# Instructions to follow:
Exactly reproduce the lines from the line bearing "Enumerate this screenshot's" through the end of the listing, inclusive of both; pictures are to be omitted.

# Exercise data:
----

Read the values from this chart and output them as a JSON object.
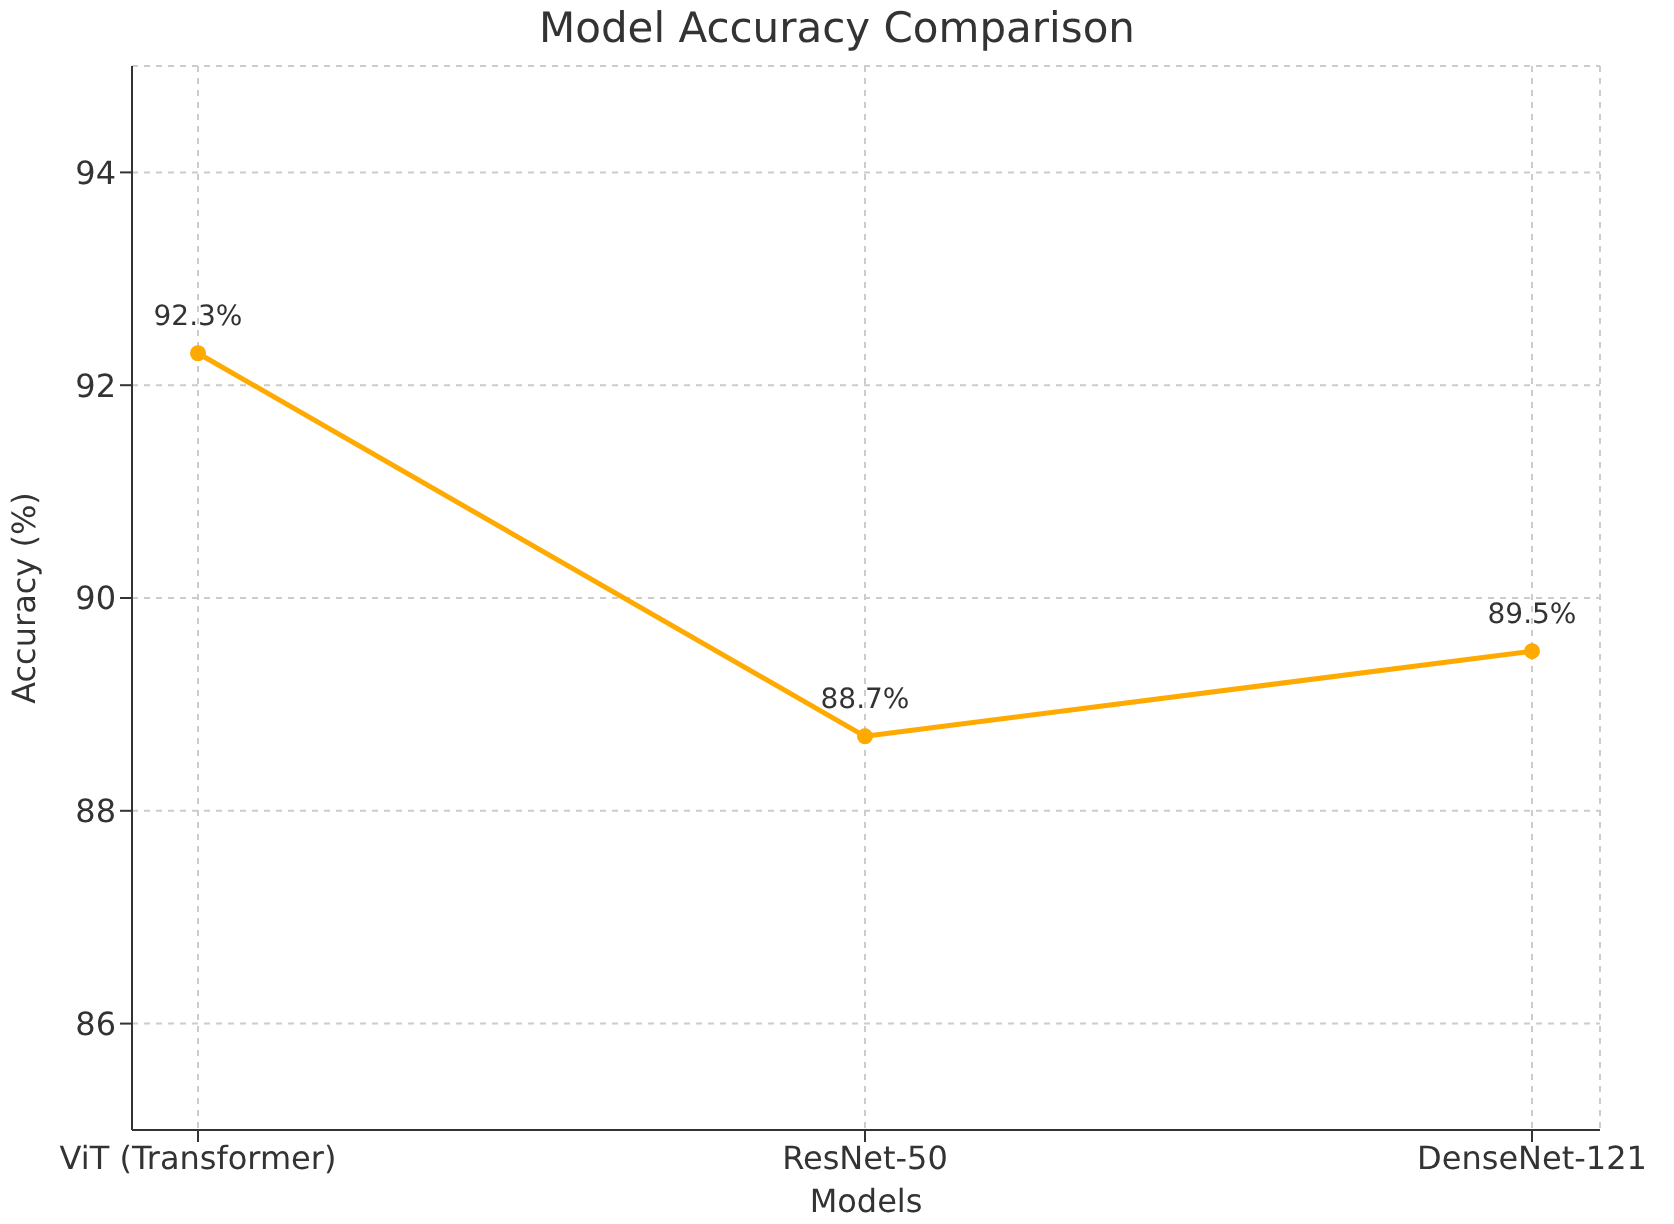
{
  "chart_data": {
    "type": "line",
    "title": "Model Accuracy Comparison",
    "xlabel": "Models",
    "ylabel": "Accuracy (%)",
    "categories": [
      "ViT (Transformer)",
      "ResNet-50",
      "DenseNet-121"
    ],
    "series": [
      {
        "color": "#ffaa00",
        "values": [
          92.3,
          88.7,
          89.5
        ],
        "value_labels": [
          "92.3%",
          "88.7%",
          "89.5%"
        ]
      }
    ],
    "ylim": [
      85,
      95
    ],
    "yticks": [
      86,
      88,
      90,
      92,
      94
    ],
    "grid": true,
    "marker": "circle",
    "line_style": "solid"
  }
}
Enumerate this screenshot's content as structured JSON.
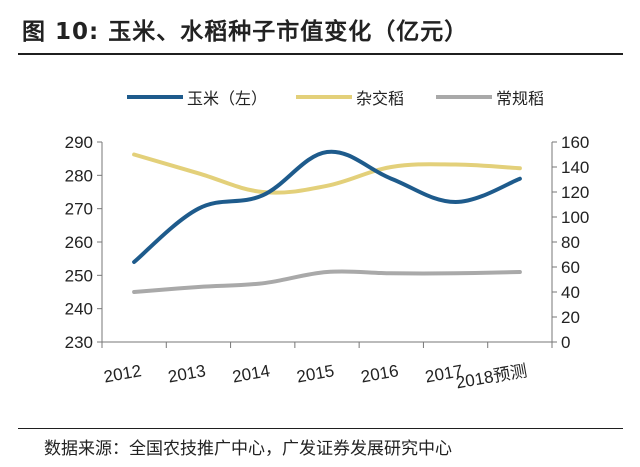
{
  "figure": {
    "title": "图 10:  玉米、水稻种子市值变化（亿元）",
    "source": "数据来源：全国农技推广中心，广发证券发展研究中心"
  },
  "chart_data": {
    "type": "line",
    "title": "图 10:  玉米、水稻种子市值变化（亿元）",
    "categories": [
      "2012",
      "2013",
      "2014",
      "2015",
      "2016",
      "2017",
      "2018预测"
    ],
    "left_axis": {
      "ylim": [
        230,
        290
      ],
      "ticks": [
        "230",
        "240",
        "250",
        "260",
        "270",
        "280",
        "290"
      ]
    },
    "right_axis": {
      "ylim": [
        0,
        160
      ],
      "ticks": [
        "0",
        "20",
        "40",
        "60",
        "80",
        "100",
        "120",
        "140",
        "160"
      ]
    },
    "series": [
      {
        "name": "玉米（左）",
        "axis": "left",
        "color": "#1e5b8c",
        "values": [
          254,
          270,
          274,
          287,
          279,
          272,
          279
        ]
      },
      {
        "name": "杂交稻",
        "axis": "right",
        "color": "#e3d07a",
        "values": [
          150,
          135,
          120,
          125,
          140,
          142,
          139
        ]
      },
      {
        "name": "常规稻",
        "axis": "right",
        "color": "#a9a9a9",
        "values": [
          40,
          44,
          47,
          56,
          55,
          55,
          56
        ]
      }
    ],
    "legend_position": "top",
    "grid": false
  }
}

----

# Solution:
Enumerate this screenshot's content as structured JSON.
{
  "figure": {
    "title": "图 10:  玉米、水稻种子市值变化（亿元）",
    "source": "数据来源：全国农技推广中心，广发证券发展研究中心"
  },
  "chart_data": {
    "type": "line",
    "title": "图 10:  玉米、水稻种子市值变化（亿元）",
    "categories": [
      "2012",
      "2013",
      "2014",
      "2015",
      "2016",
      "2017",
      "2018预测"
    ],
    "left_axis": {
      "ylim": [
        230,
        290
      ],
      "ticks": [
        "230",
        "240",
        "250",
        "260",
        "270",
        "280",
        "290"
      ]
    },
    "right_axis": {
      "ylim": [
        0,
        160
      ],
      "ticks": [
        "0",
        "20",
        "40",
        "60",
        "80",
        "100",
        "120",
        "140",
        "160"
      ]
    },
    "series": [
      {
        "name": "玉米（左）",
        "axis": "left",
        "color": "#1e5b8c",
        "values": [
          254,
          270,
          274,
          287,
          279,
          272,
          279
        ]
      },
      {
        "name": "杂交稻",
        "axis": "right",
        "color": "#e3d07a",
        "values": [
          150,
          135,
          120,
          125,
          140,
          142,
          139
        ]
      },
      {
        "name": "常规稻",
        "axis": "right",
        "color": "#a9a9a9",
        "values": [
          40,
          44,
          47,
          56,
          55,
          55,
          56
        ]
      }
    ],
    "legend_position": "top",
    "grid": false
  }
}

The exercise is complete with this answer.